[Data records]
__________

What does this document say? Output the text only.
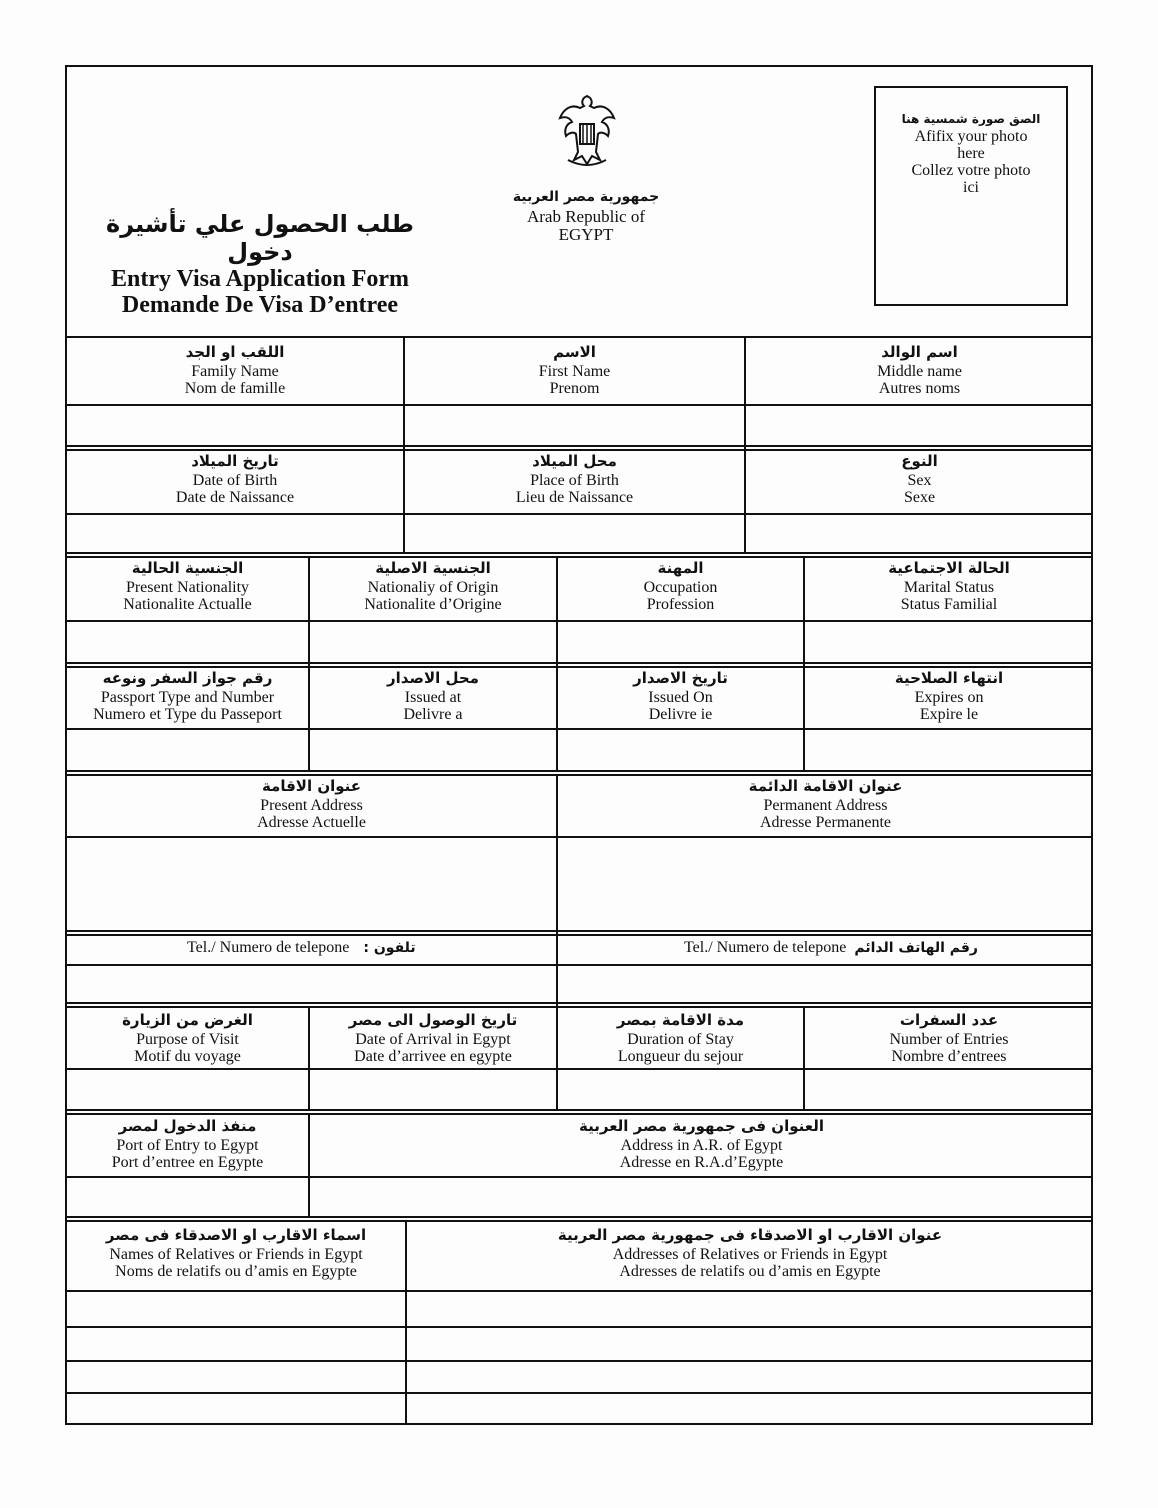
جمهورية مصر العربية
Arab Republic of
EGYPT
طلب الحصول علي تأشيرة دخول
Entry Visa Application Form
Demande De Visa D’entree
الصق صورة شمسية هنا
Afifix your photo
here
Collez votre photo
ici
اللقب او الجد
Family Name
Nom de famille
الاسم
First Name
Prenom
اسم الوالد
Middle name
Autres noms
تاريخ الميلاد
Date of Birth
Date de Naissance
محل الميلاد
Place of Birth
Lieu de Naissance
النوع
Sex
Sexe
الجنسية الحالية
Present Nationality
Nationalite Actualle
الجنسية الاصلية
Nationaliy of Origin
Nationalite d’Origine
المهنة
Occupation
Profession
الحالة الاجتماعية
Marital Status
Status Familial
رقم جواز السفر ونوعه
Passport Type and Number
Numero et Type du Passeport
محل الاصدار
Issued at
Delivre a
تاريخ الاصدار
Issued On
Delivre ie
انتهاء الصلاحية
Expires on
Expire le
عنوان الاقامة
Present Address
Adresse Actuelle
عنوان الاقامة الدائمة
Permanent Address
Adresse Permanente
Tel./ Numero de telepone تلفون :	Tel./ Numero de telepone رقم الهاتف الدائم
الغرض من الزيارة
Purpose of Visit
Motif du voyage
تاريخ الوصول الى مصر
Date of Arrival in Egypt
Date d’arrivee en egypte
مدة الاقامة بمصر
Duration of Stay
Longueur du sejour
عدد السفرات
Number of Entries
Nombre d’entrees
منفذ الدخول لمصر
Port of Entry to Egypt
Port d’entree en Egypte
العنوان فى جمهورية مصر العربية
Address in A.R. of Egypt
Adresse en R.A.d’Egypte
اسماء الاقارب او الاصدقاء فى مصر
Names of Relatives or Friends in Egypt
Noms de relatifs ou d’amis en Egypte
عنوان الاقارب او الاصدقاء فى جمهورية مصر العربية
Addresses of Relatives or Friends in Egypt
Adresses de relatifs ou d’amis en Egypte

__________

## TO BE DONE:
Strip out the pictures and quote the remaining data word for word.

## WRITTEN REPLY:
What does this document say? Output the text only.
جمهورية مصر العربية
Arab Republic of
EGYPT
طلب الحصول علي تأشيرة دخول
Entry Visa Application Form
Demande De Visa D’entree
الصق صورة شمسية هنا
Afifix your photo
here
Collez votre photo
ici
اللقب او الجد
Family Name
Nom de famille
الاسم
First Name
Prenom
اسم الوالد
Middle name
Autres noms
تاريخ الميلاد
Date of Birth
Date de Naissance
محل الميلاد
Place of Birth
Lieu de Naissance
النوع
Sex
Sexe
الجنسية الحالية
Present Nationality
Nationalite Actualle
الجنسية الاصلية
Nationaliy of Origin
Nationalite d’Origine
المهنة
Occupation
Profession
الحالة الاجتماعية
Marital Status
Status Familial
رقم جواز السفر ونوعه
Passport Type and Number
Numero et Type du Passeport
محل الاصدار
Issued at
Delivre a
تاريخ الاصدار
Issued On
Delivre ie
انتهاء الصلاحية
Expires on
Expire le
عنوان الاقامة
Present Address
Adresse Actuelle
عنوان الاقامة الدائمة
Permanent Address
Adresse Permanente
Tel./ Numero de telepone تلفون :	Tel./ Numero de telepone رقم الهاتف الدائم
الغرض من الزيارة
Purpose of Visit
Motif du voyage
تاريخ الوصول الى مصر
Date of Arrival in Egypt
Date d’arrivee en egypte
مدة الاقامة بمصر
Duration of Stay
Longueur du sejour
عدد السفرات
Number of Entries
Nombre d’entrees
منفذ الدخول لمصر
Port of Entry to Egypt
Port d’entree en Egypte
العنوان فى جمهورية مصر العربية
Address in A.R. of Egypt
Adresse en R.A.d’Egypte
اسماء الاقارب او الاصدقاء فى مصر
Names of Relatives or Friends in Egypt
Noms de relatifs ou d’amis en Egypte
عنوان الاقارب او الاصدقاء فى جمهورية مصر العربية
Addresses of Relatives or Friends in Egypt
Adresses de relatifs ou d’amis en Egypte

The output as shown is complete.